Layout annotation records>
------------------------------------

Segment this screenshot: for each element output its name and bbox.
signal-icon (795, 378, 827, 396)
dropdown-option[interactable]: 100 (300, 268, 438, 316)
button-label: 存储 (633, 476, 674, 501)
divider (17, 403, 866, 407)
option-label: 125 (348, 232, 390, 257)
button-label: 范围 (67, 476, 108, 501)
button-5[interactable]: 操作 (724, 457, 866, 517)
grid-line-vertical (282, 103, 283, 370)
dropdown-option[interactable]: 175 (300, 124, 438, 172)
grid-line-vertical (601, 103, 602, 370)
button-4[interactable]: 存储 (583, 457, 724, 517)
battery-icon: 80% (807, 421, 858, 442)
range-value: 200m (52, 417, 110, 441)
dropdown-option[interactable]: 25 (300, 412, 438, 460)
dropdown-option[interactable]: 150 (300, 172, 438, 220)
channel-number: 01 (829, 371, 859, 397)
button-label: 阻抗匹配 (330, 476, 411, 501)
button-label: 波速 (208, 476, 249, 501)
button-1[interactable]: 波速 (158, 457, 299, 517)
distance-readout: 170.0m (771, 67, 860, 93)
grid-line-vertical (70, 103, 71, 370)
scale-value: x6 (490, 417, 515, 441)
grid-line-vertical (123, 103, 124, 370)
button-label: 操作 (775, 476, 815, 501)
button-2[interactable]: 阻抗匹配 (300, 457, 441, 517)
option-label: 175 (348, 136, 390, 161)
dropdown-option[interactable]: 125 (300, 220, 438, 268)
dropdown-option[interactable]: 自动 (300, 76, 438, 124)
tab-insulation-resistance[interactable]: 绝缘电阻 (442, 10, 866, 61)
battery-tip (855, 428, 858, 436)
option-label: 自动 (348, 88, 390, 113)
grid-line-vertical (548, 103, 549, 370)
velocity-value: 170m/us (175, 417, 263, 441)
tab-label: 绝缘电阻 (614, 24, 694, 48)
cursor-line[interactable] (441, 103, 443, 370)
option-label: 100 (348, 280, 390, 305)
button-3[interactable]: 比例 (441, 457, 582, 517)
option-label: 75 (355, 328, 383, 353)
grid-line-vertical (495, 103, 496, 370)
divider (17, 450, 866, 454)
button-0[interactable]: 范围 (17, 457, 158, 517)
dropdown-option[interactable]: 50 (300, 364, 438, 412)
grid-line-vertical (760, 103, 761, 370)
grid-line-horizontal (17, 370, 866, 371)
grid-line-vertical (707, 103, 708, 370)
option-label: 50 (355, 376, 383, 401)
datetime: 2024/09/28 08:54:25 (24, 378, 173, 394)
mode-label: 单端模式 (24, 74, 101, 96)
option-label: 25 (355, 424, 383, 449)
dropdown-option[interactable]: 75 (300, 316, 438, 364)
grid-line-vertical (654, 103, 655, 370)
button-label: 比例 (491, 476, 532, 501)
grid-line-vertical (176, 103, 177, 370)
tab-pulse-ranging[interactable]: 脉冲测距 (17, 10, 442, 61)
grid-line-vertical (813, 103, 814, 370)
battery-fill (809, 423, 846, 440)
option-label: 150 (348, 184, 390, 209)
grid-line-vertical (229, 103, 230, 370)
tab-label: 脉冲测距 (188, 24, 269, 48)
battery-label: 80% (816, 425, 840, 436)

------------------------------------

YOUR TASK> Substitute "vertical-gridline" for every "grid-line-vertical" in the lines above and give them again with nothing else changed.

SOLUTION TO THIS EXERCISE>
Segment this screenshot: for each element output its name and bbox.
signal-icon (795, 378, 827, 396)
dropdown-option[interactable]: 100 (300, 268, 438, 316)
button-label: 存储 (633, 476, 674, 501)
divider (17, 403, 866, 407)
option-label: 125 (348, 232, 390, 257)
button-label: 范围 (67, 476, 108, 501)
button-5[interactable]: 操作 (724, 457, 866, 517)
vertical-gridline (282, 103, 283, 370)
dropdown-option[interactable]: 175 (300, 124, 438, 172)
vertical-gridline (601, 103, 602, 370)
button-4[interactable]: 存储 (583, 457, 724, 517)
battery-icon: 80% (807, 421, 858, 442)
range-value: 200m (52, 417, 110, 441)
dropdown-option[interactable]: 25 (300, 412, 438, 460)
dropdown-option[interactable]: 150 (300, 172, 438, 220)
channel-number: 01 (829, 371, 859, 397)
button-label: 阻抗匹配 (330, 476, 411, 501)
button-label: 波速 (208, 476, 249, 501)
button-1[interactable]: 波速 (158, 457, 299, 517)
distance-readout: 170.0m (771, 67, 860, 93)
vertical-gridline (70, 103, 71, 370)
scale-value: x6 (490, 417, 515, 441)
vertical-gridline (123, 103, 124, 370)
button-label: 操作 (775, 476, 815, 501)
button-2[interactable]: 阻抗匹配 (300, 457, 441, 517)
option-label: 175 (348, 136, 390, 161)
dropdown-option[interactable]: 125 (300, 220, 438, 268)
dropdown-option[interactable]: 自动 (300, 76, 438, 124)
tab-insulation-resistance[interactable]: 绝缘电阻 (442, 10, 866, 61)
battery-tip (855, 428, 858, 436)
option-label: 自动 (348, 88, 390, 113)
vertical-gridline (548, 103, 549, 370)
velocity-value: 170m/us (175, 417, 263, 441)
tab-label: 绝缘电阻 (614, 24, 694, 48)
cursor-line[interactable] (441, 103, 443, 370)
option-label: 100 (348, 280, 390, 305)
button-3[interactable]: 比例 (441, 457, 582, 517)
option-label: 75 (355, 328, 383, 353)
vertical-gridline (495, 103, 496, 370)
divider (17, 450, 866, 454)
button-0[interactable]: 范围 (17, 457, 158, 517)
dropdown-option[interactable]: 50 (300, 364, 438, 412)
vertical-gridline (760, 103, 761, 370)
grid-line-horizontal (17, 370, 866, 371)
vertical-gridline (707, 103, 708, 370)
option-label: 50 (355, 376, 383, 401)
datetime: 2024/09/28 08:54:25 (24, 378, 173, 394)
mode-label: 单端模式 (24, 74, 101, 96)
option-label: 25 (355, 424, 383, 449)
dropdown-option[interactable]: 75 (300, 316, 438, 364)
vertical-gridline (654, 103, 655, 370)
button-label: 比例 (491, 476, 532, 501)
vertical-gridline (176, 103, 177, 370)
tab-pulse-ranging[interactable]: 脉冲测距 (17, 10, 442, 61)
vertical-gridline (813, 103, 814, 370)
battery-fill (809, 423, 846, 440)
option-label: 150 (348, 184, 390, 209)
vertical-gridline (229, 103, 230, 370)
tab-label: 脉冲测距 (188, 24, 269, 48)
battery-label: 80% (816, 425, 840, 436)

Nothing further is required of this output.